* START *

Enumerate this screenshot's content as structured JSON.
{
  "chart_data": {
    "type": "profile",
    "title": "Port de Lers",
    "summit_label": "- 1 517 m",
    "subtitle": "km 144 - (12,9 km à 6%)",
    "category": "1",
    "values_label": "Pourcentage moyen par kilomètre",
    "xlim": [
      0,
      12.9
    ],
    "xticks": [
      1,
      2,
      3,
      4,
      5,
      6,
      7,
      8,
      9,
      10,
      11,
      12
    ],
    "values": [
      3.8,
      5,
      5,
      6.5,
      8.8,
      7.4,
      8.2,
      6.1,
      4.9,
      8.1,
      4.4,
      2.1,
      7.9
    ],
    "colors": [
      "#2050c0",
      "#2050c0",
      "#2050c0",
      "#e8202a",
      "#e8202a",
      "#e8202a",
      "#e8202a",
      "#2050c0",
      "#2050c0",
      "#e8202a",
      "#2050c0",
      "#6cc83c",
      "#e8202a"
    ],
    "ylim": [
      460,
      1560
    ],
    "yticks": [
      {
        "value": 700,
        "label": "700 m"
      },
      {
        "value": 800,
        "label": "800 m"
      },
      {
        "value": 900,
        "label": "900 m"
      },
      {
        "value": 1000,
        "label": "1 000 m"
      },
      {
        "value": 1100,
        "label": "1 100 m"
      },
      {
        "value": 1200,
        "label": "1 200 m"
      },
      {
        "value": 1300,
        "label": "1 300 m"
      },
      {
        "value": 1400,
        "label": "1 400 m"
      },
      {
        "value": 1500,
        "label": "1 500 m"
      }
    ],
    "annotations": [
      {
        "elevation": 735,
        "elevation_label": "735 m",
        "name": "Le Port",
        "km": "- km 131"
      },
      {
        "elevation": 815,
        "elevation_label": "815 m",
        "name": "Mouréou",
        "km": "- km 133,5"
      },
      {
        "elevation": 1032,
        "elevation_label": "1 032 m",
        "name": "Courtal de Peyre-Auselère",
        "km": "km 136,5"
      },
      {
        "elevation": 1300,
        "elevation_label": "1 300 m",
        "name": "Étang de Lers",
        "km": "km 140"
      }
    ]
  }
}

* END *
* START *

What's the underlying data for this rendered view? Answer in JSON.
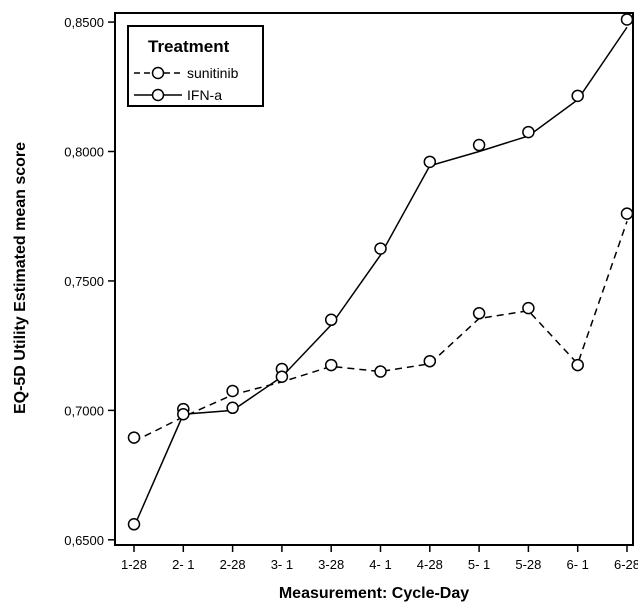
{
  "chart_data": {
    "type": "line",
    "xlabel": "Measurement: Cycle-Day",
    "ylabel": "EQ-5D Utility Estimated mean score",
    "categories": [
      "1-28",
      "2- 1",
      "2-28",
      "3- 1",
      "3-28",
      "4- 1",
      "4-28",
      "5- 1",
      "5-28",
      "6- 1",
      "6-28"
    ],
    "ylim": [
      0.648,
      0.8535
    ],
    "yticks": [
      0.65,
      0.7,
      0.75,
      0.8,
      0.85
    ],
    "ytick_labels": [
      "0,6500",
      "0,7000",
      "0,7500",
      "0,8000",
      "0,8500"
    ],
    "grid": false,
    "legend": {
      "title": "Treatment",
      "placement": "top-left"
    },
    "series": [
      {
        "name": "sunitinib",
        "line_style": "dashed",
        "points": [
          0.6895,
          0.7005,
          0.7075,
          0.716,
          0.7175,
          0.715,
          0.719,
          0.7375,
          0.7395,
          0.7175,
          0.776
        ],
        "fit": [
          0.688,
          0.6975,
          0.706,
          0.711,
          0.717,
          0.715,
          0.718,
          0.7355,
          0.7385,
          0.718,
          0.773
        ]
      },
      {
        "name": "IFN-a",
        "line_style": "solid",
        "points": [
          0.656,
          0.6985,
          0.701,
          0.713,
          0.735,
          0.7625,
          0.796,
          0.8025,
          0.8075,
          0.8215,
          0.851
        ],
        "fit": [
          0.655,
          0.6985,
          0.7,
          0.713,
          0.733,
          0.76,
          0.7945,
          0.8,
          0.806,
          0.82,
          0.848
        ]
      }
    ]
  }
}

* END *

__GIVEN REQUEST__: Using the records above, gather all lines where the string "JSON" is present.

__SOLUTION TO THIS EXERCISE__:
Enumerate this screenshot's content as structured JSON.
What's the underlying data for this rendered view? Answer in JSON.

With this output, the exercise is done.